Aim.
Pick out every line in the data below that holds "horizontal".

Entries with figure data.
= = =
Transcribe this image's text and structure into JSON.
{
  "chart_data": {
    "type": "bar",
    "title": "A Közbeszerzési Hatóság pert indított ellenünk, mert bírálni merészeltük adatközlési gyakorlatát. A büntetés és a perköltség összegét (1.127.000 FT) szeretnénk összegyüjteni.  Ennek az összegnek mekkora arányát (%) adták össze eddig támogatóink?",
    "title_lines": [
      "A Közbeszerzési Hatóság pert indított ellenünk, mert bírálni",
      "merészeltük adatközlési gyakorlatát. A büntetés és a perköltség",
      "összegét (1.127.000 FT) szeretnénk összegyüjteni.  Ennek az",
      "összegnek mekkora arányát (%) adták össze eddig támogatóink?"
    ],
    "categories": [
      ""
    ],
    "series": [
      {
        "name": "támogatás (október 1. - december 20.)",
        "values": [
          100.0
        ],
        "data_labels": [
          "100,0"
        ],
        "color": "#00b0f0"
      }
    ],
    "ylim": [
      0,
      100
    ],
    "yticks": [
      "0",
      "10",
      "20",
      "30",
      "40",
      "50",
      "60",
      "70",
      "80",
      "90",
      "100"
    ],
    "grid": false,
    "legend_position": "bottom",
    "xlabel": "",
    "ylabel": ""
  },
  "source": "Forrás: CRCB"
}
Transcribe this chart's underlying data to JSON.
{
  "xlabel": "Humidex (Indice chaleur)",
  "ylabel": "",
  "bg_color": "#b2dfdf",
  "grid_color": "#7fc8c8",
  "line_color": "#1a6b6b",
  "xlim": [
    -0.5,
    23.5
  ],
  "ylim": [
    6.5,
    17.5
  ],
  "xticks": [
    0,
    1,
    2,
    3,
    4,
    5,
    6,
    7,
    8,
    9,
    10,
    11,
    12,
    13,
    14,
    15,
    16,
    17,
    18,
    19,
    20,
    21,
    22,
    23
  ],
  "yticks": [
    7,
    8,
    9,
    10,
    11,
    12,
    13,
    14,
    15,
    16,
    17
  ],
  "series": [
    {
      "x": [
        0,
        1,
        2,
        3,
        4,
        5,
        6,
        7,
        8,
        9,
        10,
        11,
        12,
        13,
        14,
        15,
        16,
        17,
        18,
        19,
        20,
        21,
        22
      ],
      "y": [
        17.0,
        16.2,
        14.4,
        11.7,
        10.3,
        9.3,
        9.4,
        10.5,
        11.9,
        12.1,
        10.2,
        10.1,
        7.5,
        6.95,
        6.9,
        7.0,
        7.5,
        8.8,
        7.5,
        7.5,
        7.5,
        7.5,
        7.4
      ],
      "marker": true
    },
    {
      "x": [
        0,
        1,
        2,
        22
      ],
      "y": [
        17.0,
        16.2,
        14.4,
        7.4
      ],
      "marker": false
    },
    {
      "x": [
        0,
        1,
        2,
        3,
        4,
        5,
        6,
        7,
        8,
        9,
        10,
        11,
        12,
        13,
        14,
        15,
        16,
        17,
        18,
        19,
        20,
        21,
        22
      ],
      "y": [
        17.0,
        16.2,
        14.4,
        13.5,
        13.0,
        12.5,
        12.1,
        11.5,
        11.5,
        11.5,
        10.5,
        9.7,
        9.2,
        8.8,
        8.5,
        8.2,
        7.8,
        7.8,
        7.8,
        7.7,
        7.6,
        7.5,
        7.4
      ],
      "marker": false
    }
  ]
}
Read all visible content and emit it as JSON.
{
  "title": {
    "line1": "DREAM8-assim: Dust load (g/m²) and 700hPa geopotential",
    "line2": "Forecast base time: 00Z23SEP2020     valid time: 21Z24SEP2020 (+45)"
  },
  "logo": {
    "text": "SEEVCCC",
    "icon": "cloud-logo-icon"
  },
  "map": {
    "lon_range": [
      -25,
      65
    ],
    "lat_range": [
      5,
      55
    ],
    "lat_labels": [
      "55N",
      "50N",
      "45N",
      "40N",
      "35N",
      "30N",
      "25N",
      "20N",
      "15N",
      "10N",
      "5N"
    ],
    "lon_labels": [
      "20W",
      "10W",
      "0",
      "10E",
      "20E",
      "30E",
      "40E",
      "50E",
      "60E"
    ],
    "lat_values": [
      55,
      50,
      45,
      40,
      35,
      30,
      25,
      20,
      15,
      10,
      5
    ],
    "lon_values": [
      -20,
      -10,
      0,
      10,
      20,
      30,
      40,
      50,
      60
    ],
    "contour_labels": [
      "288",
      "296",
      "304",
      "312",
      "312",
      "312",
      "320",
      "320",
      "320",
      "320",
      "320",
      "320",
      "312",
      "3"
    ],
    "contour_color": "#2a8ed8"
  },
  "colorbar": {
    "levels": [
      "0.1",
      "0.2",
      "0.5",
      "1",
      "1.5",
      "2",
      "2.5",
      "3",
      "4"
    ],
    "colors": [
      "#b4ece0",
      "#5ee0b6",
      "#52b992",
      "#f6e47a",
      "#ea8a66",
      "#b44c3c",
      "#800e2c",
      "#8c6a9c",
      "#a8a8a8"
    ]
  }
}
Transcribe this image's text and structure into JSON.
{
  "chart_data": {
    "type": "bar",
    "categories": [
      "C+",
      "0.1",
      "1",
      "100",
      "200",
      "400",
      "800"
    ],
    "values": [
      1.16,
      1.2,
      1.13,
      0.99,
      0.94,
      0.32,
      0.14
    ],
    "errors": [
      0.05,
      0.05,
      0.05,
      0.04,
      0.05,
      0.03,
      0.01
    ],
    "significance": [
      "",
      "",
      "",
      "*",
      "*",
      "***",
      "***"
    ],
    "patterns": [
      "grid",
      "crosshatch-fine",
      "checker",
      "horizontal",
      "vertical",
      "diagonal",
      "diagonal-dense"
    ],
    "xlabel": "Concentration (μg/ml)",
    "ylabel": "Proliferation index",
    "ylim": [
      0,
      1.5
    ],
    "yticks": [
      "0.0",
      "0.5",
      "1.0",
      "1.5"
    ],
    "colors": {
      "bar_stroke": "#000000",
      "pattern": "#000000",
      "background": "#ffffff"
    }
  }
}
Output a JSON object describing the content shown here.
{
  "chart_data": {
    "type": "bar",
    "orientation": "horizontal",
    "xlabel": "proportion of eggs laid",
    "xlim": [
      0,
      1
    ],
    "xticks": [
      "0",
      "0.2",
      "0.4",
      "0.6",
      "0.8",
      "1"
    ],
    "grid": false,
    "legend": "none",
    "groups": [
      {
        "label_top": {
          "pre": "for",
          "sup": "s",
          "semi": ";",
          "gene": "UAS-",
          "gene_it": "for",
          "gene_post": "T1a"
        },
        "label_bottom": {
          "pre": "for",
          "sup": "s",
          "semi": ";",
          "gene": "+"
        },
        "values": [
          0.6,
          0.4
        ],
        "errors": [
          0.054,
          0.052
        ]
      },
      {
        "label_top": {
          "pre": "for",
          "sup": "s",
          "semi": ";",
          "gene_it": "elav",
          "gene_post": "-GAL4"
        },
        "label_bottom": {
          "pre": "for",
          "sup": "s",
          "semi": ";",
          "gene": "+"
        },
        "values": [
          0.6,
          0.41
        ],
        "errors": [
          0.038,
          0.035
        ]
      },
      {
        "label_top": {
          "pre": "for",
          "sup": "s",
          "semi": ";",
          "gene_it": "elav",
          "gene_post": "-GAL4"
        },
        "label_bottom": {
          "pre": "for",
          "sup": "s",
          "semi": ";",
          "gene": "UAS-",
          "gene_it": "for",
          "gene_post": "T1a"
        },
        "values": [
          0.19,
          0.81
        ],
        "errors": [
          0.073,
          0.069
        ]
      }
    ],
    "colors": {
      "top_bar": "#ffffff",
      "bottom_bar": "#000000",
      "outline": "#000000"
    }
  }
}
= = =
Result.
      "horizontal",
    "orientation": "horizontal",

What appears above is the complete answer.